DATA EXTRACT →
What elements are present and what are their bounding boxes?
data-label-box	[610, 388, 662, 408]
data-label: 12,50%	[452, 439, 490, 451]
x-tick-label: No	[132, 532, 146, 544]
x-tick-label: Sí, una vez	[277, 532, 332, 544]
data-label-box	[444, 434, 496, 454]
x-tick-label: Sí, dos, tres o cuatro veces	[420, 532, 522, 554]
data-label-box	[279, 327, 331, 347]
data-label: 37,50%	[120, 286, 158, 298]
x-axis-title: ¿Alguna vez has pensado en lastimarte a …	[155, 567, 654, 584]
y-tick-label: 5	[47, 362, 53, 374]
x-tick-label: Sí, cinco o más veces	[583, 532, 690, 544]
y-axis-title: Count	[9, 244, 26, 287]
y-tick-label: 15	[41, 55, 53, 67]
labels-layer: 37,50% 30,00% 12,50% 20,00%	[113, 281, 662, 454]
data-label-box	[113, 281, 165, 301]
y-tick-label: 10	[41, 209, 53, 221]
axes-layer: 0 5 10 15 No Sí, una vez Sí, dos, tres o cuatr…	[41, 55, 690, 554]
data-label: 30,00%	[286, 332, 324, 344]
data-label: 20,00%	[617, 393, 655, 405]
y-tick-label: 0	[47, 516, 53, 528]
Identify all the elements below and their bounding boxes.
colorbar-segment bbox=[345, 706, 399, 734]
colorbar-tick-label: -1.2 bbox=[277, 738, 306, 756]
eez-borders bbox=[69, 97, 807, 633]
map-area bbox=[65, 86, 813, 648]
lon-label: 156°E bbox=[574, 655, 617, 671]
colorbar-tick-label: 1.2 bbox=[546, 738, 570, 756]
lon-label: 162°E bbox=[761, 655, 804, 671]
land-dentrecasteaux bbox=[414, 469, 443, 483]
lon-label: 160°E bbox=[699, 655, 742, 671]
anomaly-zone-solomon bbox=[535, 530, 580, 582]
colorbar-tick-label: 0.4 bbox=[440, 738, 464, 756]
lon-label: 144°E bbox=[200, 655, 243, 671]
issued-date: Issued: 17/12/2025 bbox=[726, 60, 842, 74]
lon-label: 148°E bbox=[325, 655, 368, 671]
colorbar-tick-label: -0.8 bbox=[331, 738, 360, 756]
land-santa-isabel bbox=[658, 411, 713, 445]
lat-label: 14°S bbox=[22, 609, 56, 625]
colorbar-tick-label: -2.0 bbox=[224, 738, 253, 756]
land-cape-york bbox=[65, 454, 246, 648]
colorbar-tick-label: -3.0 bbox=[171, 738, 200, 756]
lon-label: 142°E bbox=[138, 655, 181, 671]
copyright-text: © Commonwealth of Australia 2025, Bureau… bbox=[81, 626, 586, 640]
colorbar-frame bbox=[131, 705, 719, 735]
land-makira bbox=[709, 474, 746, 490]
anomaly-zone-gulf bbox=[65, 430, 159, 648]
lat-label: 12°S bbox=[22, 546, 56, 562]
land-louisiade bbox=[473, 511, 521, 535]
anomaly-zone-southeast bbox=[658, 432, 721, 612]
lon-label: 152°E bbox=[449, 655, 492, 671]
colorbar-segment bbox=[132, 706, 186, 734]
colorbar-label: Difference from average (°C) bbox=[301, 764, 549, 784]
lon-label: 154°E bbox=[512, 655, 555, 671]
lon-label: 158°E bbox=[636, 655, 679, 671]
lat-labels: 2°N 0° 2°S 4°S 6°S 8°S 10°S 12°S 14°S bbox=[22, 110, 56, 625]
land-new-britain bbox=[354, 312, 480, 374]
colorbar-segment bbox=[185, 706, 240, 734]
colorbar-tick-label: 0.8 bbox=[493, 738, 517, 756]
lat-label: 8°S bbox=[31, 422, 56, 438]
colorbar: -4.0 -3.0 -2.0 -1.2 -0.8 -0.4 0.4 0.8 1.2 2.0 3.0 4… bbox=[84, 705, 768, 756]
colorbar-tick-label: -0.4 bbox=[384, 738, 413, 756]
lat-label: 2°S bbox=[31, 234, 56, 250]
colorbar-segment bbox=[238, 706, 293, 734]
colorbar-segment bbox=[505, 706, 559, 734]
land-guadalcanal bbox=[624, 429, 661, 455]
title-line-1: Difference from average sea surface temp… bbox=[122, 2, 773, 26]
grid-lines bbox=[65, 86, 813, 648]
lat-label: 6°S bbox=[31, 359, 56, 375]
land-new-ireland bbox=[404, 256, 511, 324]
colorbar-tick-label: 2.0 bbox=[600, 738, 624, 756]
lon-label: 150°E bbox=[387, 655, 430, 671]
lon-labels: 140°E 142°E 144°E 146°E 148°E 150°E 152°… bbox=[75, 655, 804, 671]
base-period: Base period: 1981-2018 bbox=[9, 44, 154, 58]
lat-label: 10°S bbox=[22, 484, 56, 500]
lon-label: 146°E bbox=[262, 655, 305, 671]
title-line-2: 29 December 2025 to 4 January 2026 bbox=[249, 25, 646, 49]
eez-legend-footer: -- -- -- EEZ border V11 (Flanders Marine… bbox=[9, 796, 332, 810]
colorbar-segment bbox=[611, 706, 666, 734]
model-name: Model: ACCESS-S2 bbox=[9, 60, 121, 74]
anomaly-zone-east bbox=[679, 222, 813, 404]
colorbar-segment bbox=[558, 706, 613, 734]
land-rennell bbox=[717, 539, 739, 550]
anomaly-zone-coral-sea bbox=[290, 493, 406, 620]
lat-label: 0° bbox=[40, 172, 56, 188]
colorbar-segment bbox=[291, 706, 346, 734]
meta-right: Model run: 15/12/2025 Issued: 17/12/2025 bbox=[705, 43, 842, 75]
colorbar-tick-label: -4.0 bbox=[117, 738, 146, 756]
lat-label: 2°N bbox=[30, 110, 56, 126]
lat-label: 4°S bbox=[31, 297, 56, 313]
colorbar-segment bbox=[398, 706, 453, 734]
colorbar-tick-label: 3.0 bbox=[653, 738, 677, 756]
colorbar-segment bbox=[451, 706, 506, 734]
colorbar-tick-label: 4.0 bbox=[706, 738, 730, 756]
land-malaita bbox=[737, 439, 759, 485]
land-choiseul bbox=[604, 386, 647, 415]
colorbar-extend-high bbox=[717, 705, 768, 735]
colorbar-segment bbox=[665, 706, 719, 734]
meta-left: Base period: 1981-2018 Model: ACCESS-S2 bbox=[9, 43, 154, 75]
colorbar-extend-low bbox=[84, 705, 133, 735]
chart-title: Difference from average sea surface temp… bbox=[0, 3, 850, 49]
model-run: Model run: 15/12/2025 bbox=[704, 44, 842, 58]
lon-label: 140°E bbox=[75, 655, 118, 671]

TASK INSTRUCTIONS → Copy every line of the records above without any changes.

RESULT OF THE EXERCISE →
What elements are present and what are their bounding boxes?
data-label-box	[610, 388, 662, 408]
data-label: 12,50%	[452, 439, 490, 451]
x-tick-label: No	[132, 532, 146, 544]
x-tick-label: Sí, una vez	[277, 532, 332, 544]
data-label-box	[444, 434, 496, 454]
x-tick-label: Sí, dos, tres o cuatro veces	[420, 532, 522, 554]
data-label-box	[279, 327, 331, 347]
data-label: 37,50%	[120, 286, 158, 298]
x-axis-title: ¿Alguna vez has pensado en lastimarte a …	[155, 567, 654, 584]
y-tick-label: 5	[47, 362, 53, 374]
x-tick-label: Sí, cinco o más veces	[583, 532, 690, 544]
y-axis-title: Count	[9, 244, 26, 287]
y-tick-label: 15	[41, 55, 53, 67]
labels-layer: 37,50% 30,00% 12,50% 20,00%	[113, 281, 662, 454]
data-label-box	[113, 281, 165, 301]
y-tick-label: 10	[41, 209, 53, 221]
axes-layer: 0 5 10 15 No Sí, una vez Sí, dos, tres o cuatr…	[41, 55, 690, 554]
data-label: 30,00%	[286, 332, 324, 344]
data-label: 20,00%	[617, 393, 655, 405]
y-tick-label: 0	[47, 516, 53, 528]
Identify all the elements below and their bounding boxes.
colorbar-segment bbox=[345, 706, 399, 734]
colorbar-tick-label: -1.2 bbox=[277, 738, 306, 756]
eez-borders bbox=[69, 97, 807, 633]
map-area bbox=[65, 86, 813, 648]
lon-label: 156°E bbox=[574, 655, 617, 671]
colorbar-tick-label: 1.2 bbox=[546, 738, 570, 756]
lon-label: 162°E bbox=[761, 655, 804, 671]
land-dentrecasteaux bbox=[414, 469, 443, 483]
lon-label: 160°E bbox=[699, 655, 742, 671]
anomaly-zone-solomon bbox=[535, 530, 580, 582]
colorbar-tick-label: 0.4 bbox=[440, 738, 464, 756]
lon-label: 144°E bbox=[200, 655, 243, 671]
issued-date: Issued: 17/12/2025 bbox=[726, 60, 842, 74]
lon-label: 148°E bbox=[325, 655, 368, 671]
colorbar-tick-label: -0.8 bbox=[331, 738, 360, 756]
land-santa-isabel bbox=[658, 411, 713, 445]
lat-label: 14°S bbox=[22, 609, 56, 625]
colorbar-tick-label: -2.0 bbox=[224, 738, 253, 756]
land-cape-york bbox=[65, 454, 246, 648]
colorbar-tick-label: -3.0 bbox=[171, 738, 200, 756]
lon-label: 142°E bbox=[138, 655, 181, 671]
copyright-text: © Commonwealth of Australia 2025, Bureau… bbox=[81, 626, 586, 640]
colorbar-frame bbox=[131, 705, 719, 735]
land-makira bbox=[709, 474, 746, 490]
anomaly-zone-gulf bbox=[65, 430, 159, 648]
lat-label: 12°S bbox=[22, 546, 56, 562]
land-louisiade bbox=[473, 511, 521, 535]
anomaly-zone-southeast bbox=[658, 432, 721, 612]
lon-label: 152°E bbox=[449, 655, 492, 671]
colorbar-segment bbox=[132, 706, 186, 734]
colorbar-label: Difference from average (°C) bbox=[301, 764, 549, 784]
lon-label: 154°E bbox=[512, 655, 555, 671]
lon-label: 158°E bbox=[636, 655, 679, 671]
lat-labels: 2°N 0° 2°S 4°S 6°S 8°S 10°S 12°S 14°S bbox=[22, 110, 56, 625]
land-new-britain bbox=[354, 312, 480, 374]
colorbar-segment bbox=[185, 706, 240, 734]
colorbar-tick-label: 0.8 bbox=[493, 738, 517, 756]
lat-label: 8°S bbox=[31, 422, 56, 438]
colorbar: -4.0 -3.0 -2.0 -1.2 -0.8 -0.4 0.4 0.8 1.2 2.0 3.0 4… bbox=[84, 705, 768, 756]
colorbar-tick-label: -0.4 bbox=[384, 738, 413, 756]
lat-label: 2°S bbox=[31, 234, 56, 250]
colorbar-segment bbox=[238, 706, 293, 734]
colorbar-segment bbox=[505, 706, 559, 734]
land-guadalcanal bbox=[624, 429, 661, 455]
title-line-1: Difference from average sea surface temp… bbox=[122, 2, 773, 26]
grid-lines bbox=[65, 86, 813, 648]
lat-label: 6°S bbox=[31, 359, 56, 375]
land-new-ireland bbox=[404, 256, 511, 324]
colorbar-tick-label: 2.0 bbox=[600, 738, 624, 756]
lon-label: 150°E bbox=[387, 655, 430, 671]
lon-labels: 140°E 142°E 144°E 146°E 148°E 150°E 152°… bbox=[75, 655, 804, 671]
base-period: Base period: 1981-2018 bbox=[9, 44, 154, 58]
lat-label: 10°S bbox=[22, 484, 56, 500]
lon-label: 146°E bbox=[262, 655, 305, 671]
title-line-2: 29 December 2025 to 4 January 2026 bbox=[249, 25, 646, 49]
eez-legend-footer: -- -- -- EEZ border V11 (Flanders Marine… bbox=[9, 796, 332, 810]
colorbar-segment bbox=[611, 706, 666, 734]
model-name: Model: ACCESS-S2 bbox=[9, 60, 121, 74]
anomaly-zone-east bbox=[679, 222, 813, 404]
colorbar-segment bbox=[558, 706, 613, 734]
land-rennell bbox=[717, 539, 739, 550]
anomaly-zone-coral-sea bbox=[290, 493, 406, 620]
lat-label: 0° bbox=[40, 172, 56, 188]
colorbar-segment bbox=[291, 706, 346, 734]
meta-right: Model run: 15/12/2025 Issued: 17/12/2025 bbox=[705, 43, 842, 75]
colorbar-tick-label: -4.0 bbox=[117, 738, 146, 756]
lat-label: 2°N bbox=[30, 110, 56, 126]
lat-label: 4°S bbox=[31, 297, 56, 313]
colorbar-segment bbox=[398, 706, 453, 734]
colorbar-tick-label: 3.0 bbox=[653, 738, 677, 756]
colorbar-segment bbox=[451, 706, 506, 734]
colorbar-tick-label: 4.0 bbox=[706, 738, 730, 756]
land-malaita bbox=[737, 439, 759, 485]
land-choiseul bbox=[604, 386, 647, 415]
colorbar-extend-high bbox=[717, 705, 768, 735]
colorbar-segment bbox=[665, 706, 719, 734]
meta-left: Base period: 1981-2018 Model: ACCESS-S2 bbox=[9, 43, 154, 75]
colorbar-extend-low bbox=[84, 705, 133, 735]
chart-title: Difference from average sea surface temp… bbox=[0, 3, 850, 49]
model-run: Model run: 15/12/2025 bbox=[704, 44, 842, 58]
lon-label: 140°E bbox=[75, 655, 118, 671]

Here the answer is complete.